- **TASK DESCRIPTION**
Which of the lines below contain the word "elements"? Pick out each of those lines and copy it in full.

- **PROVIDED RECORDS**

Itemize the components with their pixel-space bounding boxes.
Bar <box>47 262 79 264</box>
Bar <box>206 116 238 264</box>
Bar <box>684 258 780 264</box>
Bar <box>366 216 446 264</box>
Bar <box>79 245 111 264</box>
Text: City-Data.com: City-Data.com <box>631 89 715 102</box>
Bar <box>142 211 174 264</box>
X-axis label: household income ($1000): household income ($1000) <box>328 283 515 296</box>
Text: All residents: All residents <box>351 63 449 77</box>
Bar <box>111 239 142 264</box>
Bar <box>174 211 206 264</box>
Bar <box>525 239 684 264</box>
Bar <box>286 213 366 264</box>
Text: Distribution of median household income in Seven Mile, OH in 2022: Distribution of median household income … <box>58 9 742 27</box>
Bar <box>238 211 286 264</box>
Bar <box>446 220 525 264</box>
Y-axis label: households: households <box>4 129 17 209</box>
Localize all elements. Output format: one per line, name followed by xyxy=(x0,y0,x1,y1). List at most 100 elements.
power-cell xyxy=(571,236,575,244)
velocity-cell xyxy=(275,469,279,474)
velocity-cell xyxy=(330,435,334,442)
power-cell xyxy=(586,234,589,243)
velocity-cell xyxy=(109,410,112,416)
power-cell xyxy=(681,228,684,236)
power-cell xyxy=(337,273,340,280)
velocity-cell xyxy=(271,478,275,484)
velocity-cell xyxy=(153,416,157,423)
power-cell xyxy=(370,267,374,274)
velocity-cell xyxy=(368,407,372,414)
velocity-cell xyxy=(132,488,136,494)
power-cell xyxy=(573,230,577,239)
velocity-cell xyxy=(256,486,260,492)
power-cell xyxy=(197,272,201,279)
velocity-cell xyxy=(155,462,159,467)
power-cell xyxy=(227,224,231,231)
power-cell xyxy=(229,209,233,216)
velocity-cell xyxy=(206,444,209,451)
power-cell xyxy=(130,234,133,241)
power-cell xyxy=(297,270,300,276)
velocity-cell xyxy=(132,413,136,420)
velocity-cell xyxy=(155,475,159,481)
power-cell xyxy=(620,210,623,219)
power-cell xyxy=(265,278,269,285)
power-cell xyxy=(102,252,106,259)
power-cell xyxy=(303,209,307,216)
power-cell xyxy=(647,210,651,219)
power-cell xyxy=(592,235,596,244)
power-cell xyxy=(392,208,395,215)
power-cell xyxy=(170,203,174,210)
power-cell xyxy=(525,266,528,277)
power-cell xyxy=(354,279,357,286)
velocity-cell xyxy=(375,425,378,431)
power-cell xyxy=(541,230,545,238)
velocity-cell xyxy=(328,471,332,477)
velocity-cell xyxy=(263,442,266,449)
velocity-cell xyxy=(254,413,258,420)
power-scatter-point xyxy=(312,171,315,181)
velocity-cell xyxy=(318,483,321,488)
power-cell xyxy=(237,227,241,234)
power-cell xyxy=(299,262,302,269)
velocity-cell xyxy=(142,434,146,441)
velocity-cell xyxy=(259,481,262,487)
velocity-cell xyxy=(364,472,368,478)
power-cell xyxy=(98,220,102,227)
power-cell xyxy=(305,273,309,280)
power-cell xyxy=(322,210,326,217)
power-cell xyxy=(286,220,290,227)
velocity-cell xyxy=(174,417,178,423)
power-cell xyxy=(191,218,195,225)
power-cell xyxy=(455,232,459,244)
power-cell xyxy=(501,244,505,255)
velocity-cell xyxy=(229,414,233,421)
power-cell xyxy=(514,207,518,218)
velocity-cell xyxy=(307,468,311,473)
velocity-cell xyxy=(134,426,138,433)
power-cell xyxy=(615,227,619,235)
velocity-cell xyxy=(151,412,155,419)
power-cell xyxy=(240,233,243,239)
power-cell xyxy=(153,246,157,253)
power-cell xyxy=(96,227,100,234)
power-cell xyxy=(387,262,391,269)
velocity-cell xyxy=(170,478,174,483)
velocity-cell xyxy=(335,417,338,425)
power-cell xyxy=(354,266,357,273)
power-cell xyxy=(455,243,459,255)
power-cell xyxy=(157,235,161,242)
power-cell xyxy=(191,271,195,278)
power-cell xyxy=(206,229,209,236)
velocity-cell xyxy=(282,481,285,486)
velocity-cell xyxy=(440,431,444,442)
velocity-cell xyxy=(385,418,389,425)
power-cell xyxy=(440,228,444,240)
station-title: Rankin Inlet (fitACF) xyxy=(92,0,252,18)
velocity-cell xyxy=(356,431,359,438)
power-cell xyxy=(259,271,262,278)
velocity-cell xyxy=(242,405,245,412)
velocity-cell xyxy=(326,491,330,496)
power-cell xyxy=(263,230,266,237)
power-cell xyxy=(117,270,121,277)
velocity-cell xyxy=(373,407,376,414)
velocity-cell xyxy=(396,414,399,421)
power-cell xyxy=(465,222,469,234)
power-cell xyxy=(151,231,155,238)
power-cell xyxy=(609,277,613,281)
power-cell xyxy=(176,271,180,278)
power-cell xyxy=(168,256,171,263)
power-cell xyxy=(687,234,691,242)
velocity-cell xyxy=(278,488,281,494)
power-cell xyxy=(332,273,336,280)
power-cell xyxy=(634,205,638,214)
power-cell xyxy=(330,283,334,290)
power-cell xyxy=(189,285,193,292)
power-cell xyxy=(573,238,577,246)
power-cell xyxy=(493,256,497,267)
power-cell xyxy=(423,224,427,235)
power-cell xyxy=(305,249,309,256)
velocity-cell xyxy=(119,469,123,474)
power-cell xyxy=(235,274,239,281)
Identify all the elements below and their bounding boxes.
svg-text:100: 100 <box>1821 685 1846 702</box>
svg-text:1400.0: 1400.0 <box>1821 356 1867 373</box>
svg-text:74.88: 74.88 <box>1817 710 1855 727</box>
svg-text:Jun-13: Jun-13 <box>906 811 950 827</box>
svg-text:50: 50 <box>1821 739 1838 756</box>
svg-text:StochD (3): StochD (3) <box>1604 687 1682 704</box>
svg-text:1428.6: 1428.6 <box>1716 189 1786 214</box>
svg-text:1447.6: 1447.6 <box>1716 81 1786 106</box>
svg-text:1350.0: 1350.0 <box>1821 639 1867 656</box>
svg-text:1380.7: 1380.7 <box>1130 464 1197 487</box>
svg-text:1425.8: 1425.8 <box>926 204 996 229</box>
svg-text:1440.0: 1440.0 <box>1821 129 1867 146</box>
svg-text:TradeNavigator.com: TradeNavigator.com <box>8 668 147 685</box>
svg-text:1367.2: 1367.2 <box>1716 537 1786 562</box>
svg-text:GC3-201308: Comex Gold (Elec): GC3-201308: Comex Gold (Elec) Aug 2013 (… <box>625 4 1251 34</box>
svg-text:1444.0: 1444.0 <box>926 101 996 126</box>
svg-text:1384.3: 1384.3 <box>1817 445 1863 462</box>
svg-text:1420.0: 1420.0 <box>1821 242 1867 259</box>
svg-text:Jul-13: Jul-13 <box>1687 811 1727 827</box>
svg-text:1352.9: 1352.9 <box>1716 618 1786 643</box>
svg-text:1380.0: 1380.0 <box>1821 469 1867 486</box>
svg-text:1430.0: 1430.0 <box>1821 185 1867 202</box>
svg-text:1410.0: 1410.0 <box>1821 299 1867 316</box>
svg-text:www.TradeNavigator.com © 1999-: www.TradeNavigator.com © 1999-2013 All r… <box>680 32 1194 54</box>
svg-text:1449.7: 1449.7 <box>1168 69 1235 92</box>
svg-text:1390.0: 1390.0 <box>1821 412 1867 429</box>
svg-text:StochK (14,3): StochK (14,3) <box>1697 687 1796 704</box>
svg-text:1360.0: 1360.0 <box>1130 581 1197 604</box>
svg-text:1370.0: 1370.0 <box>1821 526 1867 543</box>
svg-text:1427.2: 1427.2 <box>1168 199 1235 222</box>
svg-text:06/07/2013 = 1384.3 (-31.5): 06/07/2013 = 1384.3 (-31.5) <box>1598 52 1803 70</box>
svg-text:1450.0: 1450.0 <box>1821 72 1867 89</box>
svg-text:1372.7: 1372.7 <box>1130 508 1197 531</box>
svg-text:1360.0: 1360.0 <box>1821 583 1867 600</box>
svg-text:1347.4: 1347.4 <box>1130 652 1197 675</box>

- **WORKED ANSWER**
Localize all elements. Output format: one per line, name followed by xyxy=(x0,y0,x1,y1). List at most 100 elements.
Identify all the elements below and their bounding boxes.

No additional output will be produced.